■ DO THIS ■
Give the listing again character for character, but drop the images.

[Data items]
════

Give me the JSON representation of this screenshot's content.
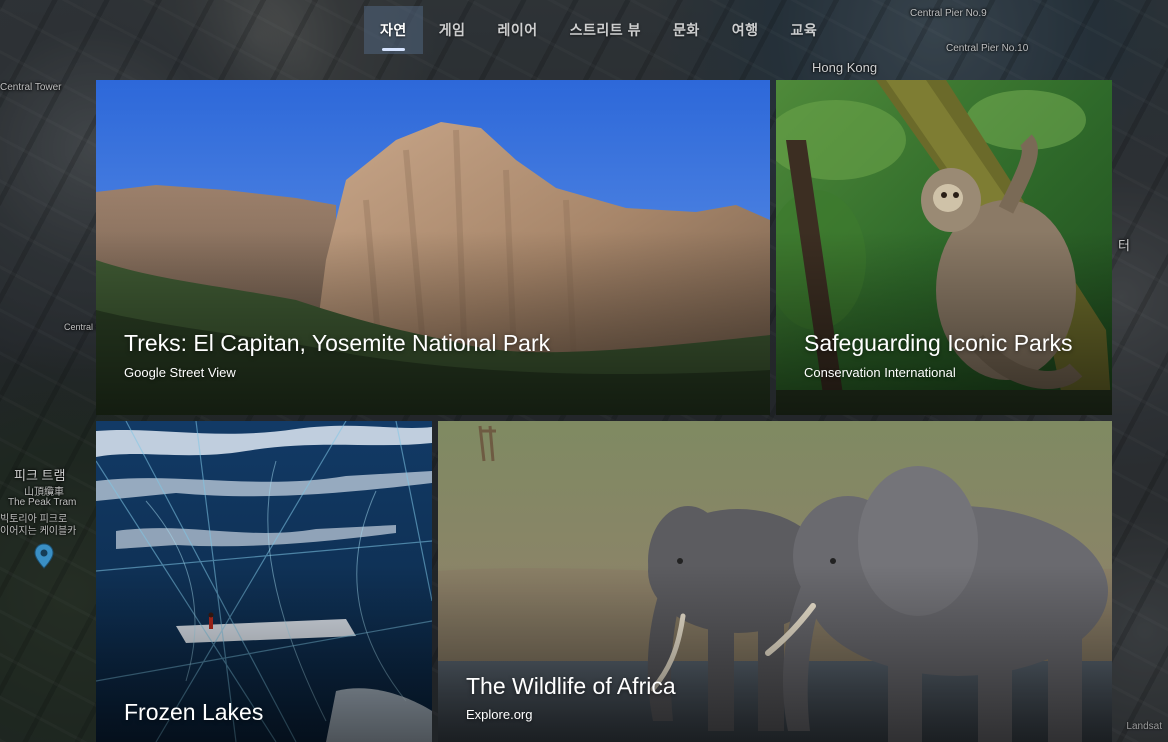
{
  "map": {
    "labels": {
      "central_pier_9": "Central Pier No.9",
      "central_pier_10": "Central Pier No.10",
      "hong_kong": "Hong Kong",
      "central_tower": "Central Tower",
      "central_office": "Central\nOffice",
      "peak_tram_kr": "피크 트램",
      "peak_tram_zh": "山頂纜車",
      "peak_tram_en": "The Peak Tram",
      "peak_tram_desc1": "빅토리아 피크로",
      "peak_tram_desc2": "이어지는 케이블카",
      "right_kr": "터",
      "landsat": "Landsat"
    },
    "colors": {
      "pin": "#3a8fc4"
    }
  },
  "tabs": [
    {
      "label": "자연",
      "active": true
    },
    {
      "label": "게임",
      "active": false
    },
    {
      "label": "레이어",
      "active": false
    },
    {
      "label": "스트리트 뷰",
      "active": false
    },
    {
      "label": "문화",
      "active": false
    },
    {
      "label": "여행",
      "active": false
    },
    {
      "label": "교육",
      "active": false
    }
  ],
  "cards": {
    "yosemite": {
      "title": "Treks: El Capitan, Yosemite National Park",
      "source": "Google Street View"
    },
    "sloth": {
      "title": "Safeguarding Iconic Parks",
      "source": "Conservation International"
    },
    "frozen": {
      "title": "Frozen Lakes"
    },
    "africa": {
      "title": "The Wildlife of Africa",
      "source": "Explore.org"
    }
  },
  "colors": {
    "active_tab_underline": "#d6e4ff",
    "active_tab_bg": "#506483",
    "card_title": "#ffffff"
  }
}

════

■ RESPONSE ■
Give me the JSON representation of this screenshot's content.
{
  "map": {
    "labels": {
      "central_pier_9": "Central Pier No.9",
      "central_pier_10": "Central Pier No.10",
      "hong_kong": "Hong Kong",
      "central_tower": "Central Tower",
      "central_office": "Central\nOffice",
      "peak_tram_kr": "피크 트램",
      "peak_tram_zh": "山頂纜車",
      "peak_tram_en": "The Peak Tram",
      "peak_tram_desc1": "빅토리아 피크로",
      "peak_tram_desc2": "이어지는 케이블카",
      "right_kr": "터",
      "landsat": "Landsat"
    },
    "colors": {
      "pin": "#3a8fc4"
    }
  },
  "tabs": [
    {
      "label": "자연",
      "active": true
    },
    {
      "label": "게임",
      "active": false
    },
    {
      "label": "레이어",
      "active": false
    },
    {
      "label": "스트리트 뷰",
      "active": false
    },
    {
      "label": "문화",
      "active": false
    },
    {
      "label": "여행",
      "active": false
    },
    {
      "label": "교육",
      "active": false
    }
  ],
  "cards": {
    "yosemite": {
      "title": "Treks: El Capitan, Yosemite National Park",
      "source": "Google Street View"
    },
    "sloth": {
      "title": "Safeguarding Iconic Parks",
      "source": "Conservation International"
    },
    "frozen": {
      "title": "Frozen Lakes"
    },
    "africa": {
      "title": "The Wildlife of Africa",
      "source": "Explore.org"
    }
  },
  "colors": {
    "active_tab_underline": "#d6e4ff",
    "active_tab_bg": "#506483",
    "card_title": "#ffffff"
  }
}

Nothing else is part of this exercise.